Given problem: Omit all pictures. Copy the rest of the material exactly.
** begin Supplied records **
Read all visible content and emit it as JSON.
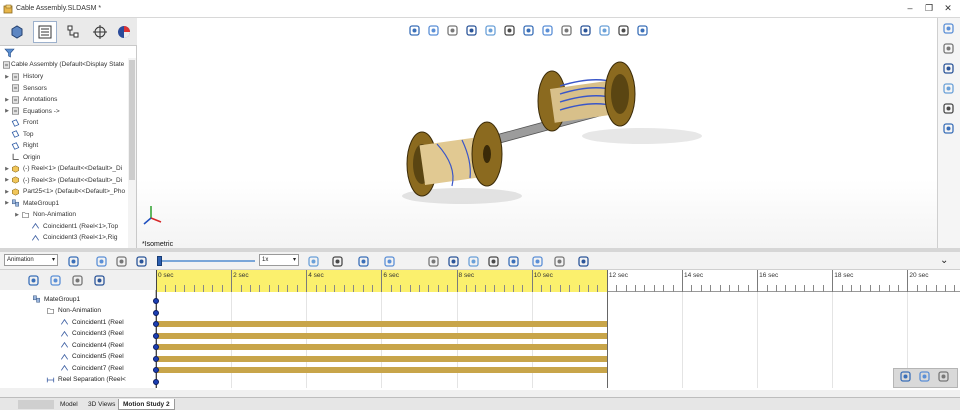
{
  "window": {
    "title": "Cable Assembly.SLDASM *",
    "controls": [
      "minimize",
      "restore",
      "close"
    ]
  },
  "feature_tree": {
    "root": "Cable Assembly  (Default<Display State",
    "items": [
      {
        "label": "History",
        "icon": "history-icon",
        "expand": true
      },
      {
        "label": "Sensors",
        "icon": "sensor-icon",
        "expand": false
      },
      {
        "label": "Annotations",
        "icon": "annotations-icon",
        "expand": true
      },
      {
        "label": "Equations ->",
        "icon": "equations-icon",
        "expand": true
      },
      {
        "label": "Front",
        "icon": "plane-icon",
        "expand": false
      },
      {
        "label": "Top",
        "icon": "plane-icon",
        "expand": false
      },
      {
        "label": "Right",
        "icon": "plane-icon",
        "expand": false
      },
      {
        "label": "Origin",
        "icon": "origin-icon",
        "expand": false
      },
      {
        "label": "(-) Reel<1> (Default<<Default>_Di",
        "icon": "part-icon",
        "expand": true
      },
      {
        "label": "(-) Reel<3> (Default<<Default>_Di",
        "icon": "part-icon",
        "expand": true
      },
      {
        "label": "Part25<1> (Default<<Default>_Pho",
        "icon": "part-icon",
        "expand": true
      },
      {
        "label": "MateGroup1",
        "icon": "mates-icon",
        "expand": true
      },
      {
        "label": "Non-Animation",
        "icon": "folder-icon",
        "expand": true,
        "indent": 1
      },
      {
        "label": "Coincident1 (Reel<1>,Top",
        "icon": "coincident-icon",
        "expand": false,
        "indent": 2
      },
      {
        "label": "Coincident3 (Reel<1>,Rig",
        "icon": "coincident-icon",
        "expand": false,
        "indent": 2
      }
    ]
  },
  "heads_up_toolbar": [
    "rotate-icon",
    "redo-view-icon",
    "zoom-fit-icon",
    "zoom-area-icon",
    "previous-view-icon",
    "section-view-icon",
    "dynamic-annotation-icon",
    "view-orientation-icon",
    "display-style-icon",
    "hide-show-icon",
    "edit-appearance-icon",
    "apply-scene-icon",
    "view-settings-icon"
  ],
  "viewport": {
    "view_label": "*Isometric"
  },
  "task_pane": [
    "home-icon",
    "design-library-icon",
    "file-explorer-icon",
    "view-palette-icon",
    "appearances-icon",
    "custom-properties-icon"
  ],
  "motion_toolbar": {
    "study_type": "Animation",
    "playback_speed": "1x",
    "buttons": [
      "calculate-icon",
      "play-from-start-icon",
      "play-icon",
      "stop-icon",
      "autokey-icon",
      "add-key-icon",
      "motion-study-properties-icon",
      "motor-icon",
      "spring-icon",
      "damper-icon",
      "force-icon",
      "contact-icon",
      "gravity-icon",
      "results-icon",
      "export-icon",
      "settings-icon"
    ]
  },
  "motion_tree": {
    "filter_buttons": [
      "filter-animated-icon",
      "filter-driving-icon",
      "filter-selected-icon",
      "filter-results-icon"
    ],
    "items": [
      {
        "label": "MateGroup1",
        "icon": "mates-icon",
        "indent": 0
      },
      {
        "label": "Non-Animation",
        "icon": "folder-icon",
        "indent": 1
      },
      {
        "label": "Coincident1 (Reel",
        "icon": "coincident-icon",
        "indent": 2
      },
      {
        "label": "Coincident3 (Reel",
        "icon": "coincident-icon",
        "indent": 2
      },
      {
        "label": "Coincident4 (Reel",
        "icon": "coincident-icon",
        "indent": 2
      },
      {
        "label": "Coincident5 (Reel",
        "icon": "coincident-icon",
        "indent": 2
      },
      {
        "label": "Coincident7 (Reel",
        "icon": "coincident-icon",
        "indent": 2
      },
      {
        "label": "Reel Separation (Reel<",
        "icon": "distance-icon",
        "indent": 1
      }
    ]
  },
  "timeline": {
    "ticks": [
      "0 sec",
      "2 sec",
      "4 sec",
      "6 sec",
      "8 sec",
      "10 sec",
      "12 sec",
      "14 sec",
      "16 sec",
      "18 sec",
      "20 sec"
    ],
    "duration_sec": 12,
    "tick_step_sec": 2,
    "max_sec": 21.4,
    "colors": {
      "ruler_active": "#fbf06d",
      "bar": "#c8a54a",
      "key": "#1c3fb3"
    },
    "bar_rows": [
      2,
      3,
      4,
      5,
      6
    ]
  },
  "bottom_tabs": [
    {
      "label": "Model",
      "active": false
    },
    {
      "label": "3D Views",
      "active": false
    },
    {
      "label": "Motion Study 2",
      "active": true
    }
  ],
  "zoom_controls": [
    "zoom-in-timeline-icon",
    "zoom-out-timeline-icon",
    "zoom-fit-timeline-icon"
  ]
}
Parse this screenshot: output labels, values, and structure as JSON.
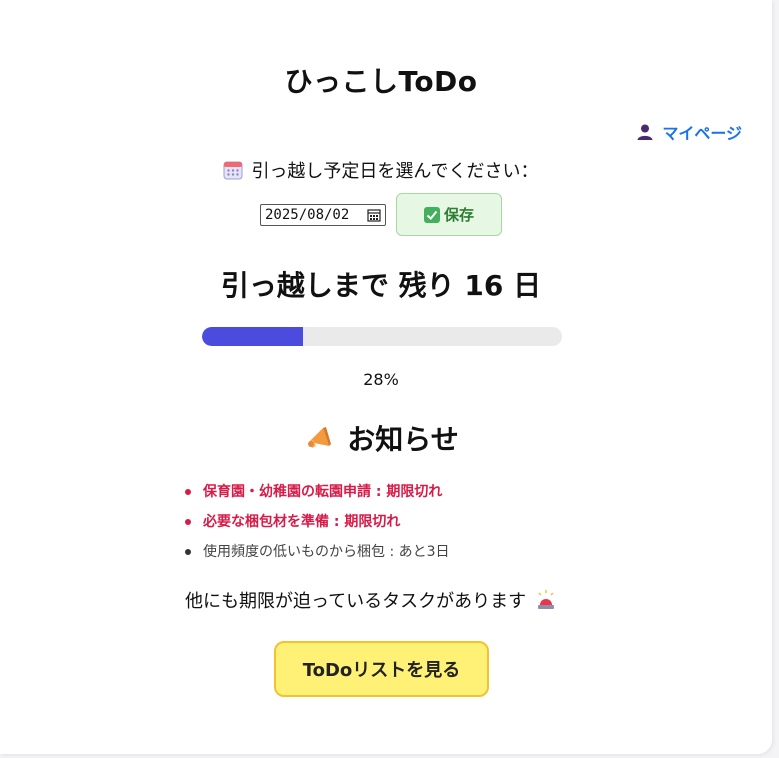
{
  "app": {
    "title": "ひっこしToDo"
  },
  "header": {
    "mypage_label": "マイページ",
    "mypage_icon": "person-icon"
  },
  "moving_date": {
    "prompt": "引っ越し予定日を選んでください：",
    "prompt_icon": "calendar-icon",
    "value": "2025/08/02",
    "save_label": "保存",
    "save_icon": "check-icon"
  },
  "countdown": {
    "text": "引っ越しまで 残り 16 日",
    "progress_percent": 28,
    "progress_text": "28%",
    "progress_color": "#4b4bde"
  },
  "notices": {
    "heading": "お知らせ",
    "heading_icon": "megaphone-icon",
    "items": [
      {
        "text": "保育園・幼稚園の転園申請 : 期限切れ",
        "status": "overdue"
      },
      {
        "text": "必要な梱包材を準備 : 期限切れ",
        "status": "overdue"
      },
      {
        "text": "使用頻度の低いものから梱包 : あと3日",
        "status": "normal"
      }
    ],
    "more_text": "他にも期限が迫っているタスクがあります",
    "more_icon": "siren-icon",
    "overdue_color": "#d81b48"
  },
  "actions": {
    "todo_button_label": "ToDoリストを見る"
  }
}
** end Supplied records **
Problem solution:
Read all visible content and emit it as JSON.
{
  "window": {
    "title": "Cable Assembly.SLDASM *",
    "controls": [
      "minimize",
      "restore",
      "close"
    ]
  },
  "feature_tree": {
    "root": "Cable Assembly  (Default<Display State",
    "items": [
      {
        "label": "History",
        "icon": "history-icon",
        "expand": true
      },
      {
        "label": "Sensors",
        "icon": "sensor-icon",
        "expand": false
      },
      {
        "label": "Annotations",
        "icon": "annotations-icon",
        "expand": true
      },
      {
        "label": "Equations ->",
        "icon": "equations-icon",
        "expand": true
      },
      {
        "label": "Front",
        "icon": "plane-icon",
        "expand": false
      },
      {
        "label": "Top",
        "icon": "plane-icon",
        "expand": false
      },
      {
        "label": "Right",
        "icon": "plane-icon",
        "expand": false
      },
      {
        "label": "Origin",
        "icon": "origin-icon",
        "expand": false
      },
      {
        "label": "(-) Reel<1> (Default<<Default>_Di",
        "icon": "part-icon",
        "expand": true
      },
      {
        "label": "(-) Reel<3> (Default<<Default>_Di",
        "icon": "part-icon",
        "expand": true
      },
      {
        "label": "Part25<1> (Default<<Default>_Pho",
        "icon": "part-icon",
        "expand": true
      },
      {
        "label": "MateGroup1",
        "icon": "mates-icon",
        "expand": true
      },
      {
        "label": "Non-Animation",
        "icon": "folder-icon",
        "expand": true,
        "indent": 1
      },
      {
        "label": "Coincident1 (Reel<1>,Top",
        "icon": "coincident-icon",
        "expand": false,
        "indent": 2
      },
      {
        "label": "Coincident3 (Reel<1>,Rig",
        "icon": "coincident-icon",
        "expand": false,
        "indent": 2
      }
    ]
  },
  "heads_up_toolbar": [
    "rotate-icon",
    "redo-view-icon",
    "zoom-fit-icon",
    "zoom-area-icon",
    "previous-view-icon",
    "section-view-icon",
    "dynamic-annotation-icon",
    "view-orientation-icon",
    "display-style-icon",
    "hide-show-icon",
    "edit-appearance-icon",
    "apply-scene-icon",
    "view-settings-icon"
  ],
  "viewport": {
    "view_label": "*Isometric"
  },
  "task_pane": [
    "home-icon",
    "design-library-icon",
    "file-explorer-icon",
    "view-palette-icon",
    "appearances-icon",
    "custom-properties-icon"
  ],
  "motion_toolbar": {
    "study_type": "Animation",
    "playback_speed": "1x",
    "buttons": [
      "calculate-icon",
      "play-from-start-icon",
      "play-icon",
      "stop-icon",
      "autokey-icon",
      "add-key-icon",
      "motion-study-properties-icon",
      "motor-icon",
      "spring-icon",
      "damper-icon",
      "force-icon",
      "contact-icon",
      "gravity-icon",
      "results-icon",
      "export-icon",
      "settings-icon"
    ]
  },
  "motion_tree": {
    "filter_buttons": [
      "filter-animated-icon",
      "filter-driving-icon",
      "filter-selected-icon",
      "filter-results-icon"
    ],
    "items": [
      {
        "label": "MateGroup1",
        "icon": "mates-icon",
        "indent": 0
      },
      {
        "label": "Non-Animation",
        "icon": "folder-icon",
        "indent": 1
      },
      {
        "label": "Coincident1 (Reel",
        "icon": "coincident-icon",
        "indent": 2
      },
      {
        "label": "Coincident3 (Reel",
        "icon": "coincident-icon",
        "indent": 2
      },
      {
        "label": "Coincident4 (Reel",
        "icon": "coincident-icon",
        "indent": 2
      },
      {
        "label": "Coincident5 (Reel",
        "icon": "coincident-icon",
        "indent": 2
      },
      {
        "label": "Coincident7 (Reel",
        "icon": "coincident-icon",
        "indent": 2
      },
      {
        "label": "Reel Separation (Reel<",
        "icon": "distance-icon",
        "indent": 1
      }
    ]
  },
  "timeline": {
    "ticks": [
      "0 sec",
      "2 sec",
      "4 sec",
      "6 sec",
      "8 sec",
      "10 sec",
      "12 sec",
      "14 sec",
      "16 sec",
      "18 sec",
      "20 sec"
    ],
    "duration_sec": 12,
    "tick_step_sec": 2,
    "max_sec": 21.4,
    "colors": {
      "ruler_active": "#fbf06d",
      "bar": "#c8a54a",
      "key": "#1c3fb3"
    },
    "bar_rows": [
      2,
      3,
      4,
      5,
      6
    ]
  },
  "bottom_tabs": [
    {
      "label": "Model",
      "active": false
    },
    {
      "label": "3D Views",
      "active": false
    },
    {
      "label": "Motion Study 2",
      "active": true
    }
  ],
  "zoom_controls": [
    "zoom-in-timeline-icon",
    "zoom-out-timeline-icon",
    "zoom-fit-timeline-icon"
  ]
}
Parse this screenshot: output labels, values, and structure as JSON.
{
  "app": {
    "title": "ひっこしToDo"
  },
  "header": {
    "mypage_label": "マイページ",
    "mypage_icon": "person-icon"
  },
  "moving_date": {
    "prompt": "引っ越し予定日を選んでください：",
    "prompt_icon": "calendar-icon",
    "value": "2025/08/02",
    "save_label": "保存",
    "save_icon": "check-icon"
  },
  "countdown": {
    "text": "引っ越しまで 残り 16 日",
    "progress_percent": 28,
    "progress_text": "28%",
    "progress_color": "#4b4bde"
  },
  "notices": {
    "heading": "お知らせ",
    "heading_icon": "megaphone-icon",
    "items": [
      {
        "text": "保育園・幼稚園の転園申請 : 期限切れ",
        "status": "overdue"
      },
      {
        "text": "必要な梱包材を準備 : 期限切れ",
        "status": "overdue"
      },
      {
        "text": "使用頻度の低いものから梱包 : あと3日",
        "status": "normal"
      }
    ],
    "more_text": "他にも期限が迫っているタスクがあります",
    "more_icon": "siren-icon",
    "overdue_color": "#d81b48"
  },
  "actions": {
    "todo_button_label": "ToDoリストを見る"
  }
}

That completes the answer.